EXTRAIT DU TEXTE:
C'est à Auxerre, quand on en prend cinq (4-0 en fait, Ndlr). Une gifle. On était leader, ça nous a fait mal. Tu es soi-disant le plus gros club, avec que des internationaux, et tu coules à Auxerre... On n'en menait pas large.
L'ambiance la plus folle que vous avez vécue au stade ?
Sans doute quand on a été champion de France, je crois que c'est contre Montpellier (contre Auxerre en fait, ndlr). Le retour contre Milan aussi, j'étais dans les tribunes avec Gascoigne, qui était venu voir le match. Chris m'avait demandé de m'en occuper. Ça avait été une sale journée (il soupire). Ce n'était pas qu'une réputation, il était fou complet ! Le Vélodrome, pour moi, c'est le stade où m'amenait mon père quand j'étais petit. Quand ça commence à gronder, c'est fabuleux. Quand on dit que le public est le 12e homme, à Marseille il est 12e, 13e, 14e...
L'ambiance la plus négative ?
Nous, on n'en a pas trop eu, dans la mesure où on a passé une saison extraordinaire. Mais quand tu perds, tu lis la déception dans les yeux des supporters. Pour eux, le match de l'OM, c'est important, ça rythme leur vie, ça conditionne la semaine. Les gens de l'extérieur ne peuvent pas s'imaginer à quel point ça berce notre quotidien.
Le moment où vous vous êtes demandé ce que vous foutiez là ?
Encore à Auxerre. Pour moi, c'était un trou noir, je n'avançais plus. Physiquement, c'était ma force, et j'avais du mal. Je me demandais quand est-ce que ça allait s'arrêter. C'est la plus grosse gifle que j'ai prise, alors que c'est la plus grosse équipe avec qui j'ai joué ! Je me sentais impuissant.
La consigne ou le choix d'entraîneur que vous n'avez toujours pas compris ?
C'est avec Paul Orsatti, qui est devenu un ami derrière, que j'ai eu à Toulon. Il nous faisait nous entraîner en marchant et assis ! Je lui avais posé la question pourquoi, il m'avait dit "tu verras plus tard". Je n'ai toujours pas compris quel était le but ! (il se marre) Quand je le revois en Corse, je n'ose pas lui reposer la question !
Le jour où vous avez ressenti le plus la pression ?
J'en ai plus bu que j'ai eu la pression je pense... En équipe de France, une fois on est arrivé en retard au stage à Clairefontaine parce qu'on avait mangé ensemble, quelques joueurs, et on n'avait pas vu le temps passer. Platoche (Michel Platini) me convoque dans son bureau et il me dit : "C'est la première et dernière fois. Et si vous faites un mauvais résultat, tous ceux qui étaient en retard, c'est fini, ça sera leur dernière sélection." On attaque le match, contre l'Écosse, et en deuxième mi-temps, Di Meco se fait expulser au bout de 5 minutes ! (rires) Je me suis dit "on n'est pas bien" ! Mais en fait, on a gagné 3-1 (3-0, ndlr), donc ça s'est bien fini. À la fin, je dis à Platini "alors, t'as vu ?" et il m'a répondu "oh ferme-la" !

VOTRE TRAVAIL:
1/ D'après l'entretien, pourquoi quelques joueurs sont-ils arrivés en retard au stage de Clairefontaine ? Répondez en une à trois phrases.
2/ Répondez à ces questions sur l'entretien :
(a) Qui était venu voir le match retour contre Milan ?
(b) Dans quel club Paul Orsatti était-il l'entraîneur ?
(c) Quel joueur a été expulsé lors du match contre l'Écosse ?
3/ Donnez la suite de l'entretien sur l'OM et l'équipe de France à partir de la dernière réplique.
Les lignes qui viennent ensuite proviennent d'une source distincte.

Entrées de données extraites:

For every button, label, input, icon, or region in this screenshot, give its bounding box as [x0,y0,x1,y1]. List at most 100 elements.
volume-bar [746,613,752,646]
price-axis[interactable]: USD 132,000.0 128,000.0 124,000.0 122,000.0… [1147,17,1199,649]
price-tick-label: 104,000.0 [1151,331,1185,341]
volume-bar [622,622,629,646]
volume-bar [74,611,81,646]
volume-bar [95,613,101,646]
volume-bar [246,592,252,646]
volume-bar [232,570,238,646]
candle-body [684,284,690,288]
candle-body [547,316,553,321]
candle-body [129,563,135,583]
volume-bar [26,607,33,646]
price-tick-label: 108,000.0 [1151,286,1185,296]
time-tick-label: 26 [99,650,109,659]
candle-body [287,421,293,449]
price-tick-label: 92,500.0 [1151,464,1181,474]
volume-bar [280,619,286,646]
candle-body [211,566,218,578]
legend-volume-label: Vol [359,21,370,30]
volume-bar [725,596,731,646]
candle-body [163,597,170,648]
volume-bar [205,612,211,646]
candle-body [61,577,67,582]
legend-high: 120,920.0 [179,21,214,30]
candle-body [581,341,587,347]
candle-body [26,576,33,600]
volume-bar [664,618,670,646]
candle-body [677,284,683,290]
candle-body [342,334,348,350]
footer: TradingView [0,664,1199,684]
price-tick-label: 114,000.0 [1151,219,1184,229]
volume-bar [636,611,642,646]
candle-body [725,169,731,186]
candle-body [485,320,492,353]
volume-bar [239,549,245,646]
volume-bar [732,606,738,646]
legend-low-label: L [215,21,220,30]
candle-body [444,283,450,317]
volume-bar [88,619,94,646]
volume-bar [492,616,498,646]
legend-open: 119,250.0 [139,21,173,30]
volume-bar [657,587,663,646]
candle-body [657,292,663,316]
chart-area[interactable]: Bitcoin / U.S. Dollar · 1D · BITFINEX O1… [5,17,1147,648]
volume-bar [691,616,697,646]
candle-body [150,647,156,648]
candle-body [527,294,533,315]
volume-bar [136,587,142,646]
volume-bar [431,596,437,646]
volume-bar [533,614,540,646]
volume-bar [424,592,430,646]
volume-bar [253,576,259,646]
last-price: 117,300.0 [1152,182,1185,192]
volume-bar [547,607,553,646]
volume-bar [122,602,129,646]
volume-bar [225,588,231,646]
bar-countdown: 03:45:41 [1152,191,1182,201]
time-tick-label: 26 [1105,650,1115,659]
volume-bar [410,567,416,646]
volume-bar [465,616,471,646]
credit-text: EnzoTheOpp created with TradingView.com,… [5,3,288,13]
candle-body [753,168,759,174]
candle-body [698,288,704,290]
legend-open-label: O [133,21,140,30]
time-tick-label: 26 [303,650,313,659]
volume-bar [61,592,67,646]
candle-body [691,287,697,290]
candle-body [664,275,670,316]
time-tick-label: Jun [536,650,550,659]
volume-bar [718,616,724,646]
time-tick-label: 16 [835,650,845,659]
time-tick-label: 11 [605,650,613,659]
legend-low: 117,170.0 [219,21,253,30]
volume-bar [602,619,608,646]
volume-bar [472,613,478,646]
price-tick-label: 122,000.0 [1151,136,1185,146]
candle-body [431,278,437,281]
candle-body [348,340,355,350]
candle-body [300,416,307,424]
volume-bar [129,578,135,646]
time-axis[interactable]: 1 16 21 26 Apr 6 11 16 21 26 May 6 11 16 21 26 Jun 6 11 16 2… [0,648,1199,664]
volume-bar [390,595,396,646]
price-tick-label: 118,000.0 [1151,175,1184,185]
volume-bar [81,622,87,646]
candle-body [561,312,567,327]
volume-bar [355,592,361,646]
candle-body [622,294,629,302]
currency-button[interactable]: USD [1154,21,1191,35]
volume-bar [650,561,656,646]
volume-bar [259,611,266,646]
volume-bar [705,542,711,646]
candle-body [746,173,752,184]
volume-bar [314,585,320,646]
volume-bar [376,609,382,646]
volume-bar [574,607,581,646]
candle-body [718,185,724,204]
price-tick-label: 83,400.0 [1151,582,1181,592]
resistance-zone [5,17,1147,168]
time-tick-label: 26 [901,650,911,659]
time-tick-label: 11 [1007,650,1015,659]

RÉPONSES ATTENDUES:
1/ Quelques joueurs avaient mangé ensemble et n'avaient pas vu le temps passer, ce qui les a mis en retard au stage de Clairefontaine.

2/
(a) Gascoigne.
(b) Toulon.
(c) Di Meco.

3/
L'entraîneur qui vous a le plus marqué ?
Raymond Goethals. Je l'ai eu à Bordeaux, j'ai vécu au Haillan avec lui. Et après je l'ai retrouvé à l'OM. Il savait dédramatiser toutes les situations, il connaissait son groupe. Peut-être que les gens disaient "c'est Tapie qui fait l'équipe". Peut-être que Bernard pensait faire l'équipe, mais Raymond il faisait toujours comme il avait envie de faire, à la fin.
Le dirigeant qui vous a le plus marqué ?
Il y en a trois, trois fortes personnalités. François Yvinec à Brest, Claude Bez à Bordeaux et Bernard, évidemment, à Marseille. C'était un monument.
Votre plus grand regret à l'OM ?
Cette finale à Bari que je n'ai pas pu jouer. Elle me restera en travers tout le temps. Je n'ai jamais revu le match, je ne veux pas le revoir. Cette blessure m'a coûté énormément, parce que ça me prive de l'Euro-92 aussi.
Une anecdote que vous n'avez jamais racontée ?
Un jour, Bernard Tapie téléphone à la maison, et tombe sur mon ex-femme. Il demande "il est là Bernard", elle lui répond non. Il rappelle vers 23h, demande encore à me parler, et elle lui répond que je ne suis pas là. Il lui demande "mais où il est ?" et elle lui répond "il est dans l'arbre". Le lendemain, il vient me voir à l'entraînement et il me dit "mais toi, t'es le plus fort, t'arrives à faire croire à ta femme que tu passes la nuit dans un arbre !" Je n'ai jamais pu lui expliquer que j'étais allé dans un arbre le soir parce qu'il y avait des sangliers qui faisaient des dégâts dans la propriété d'un ami à moi et qu'il fallait qu'on les tue ce soir-là ! Il n'a jamais voulu le croire.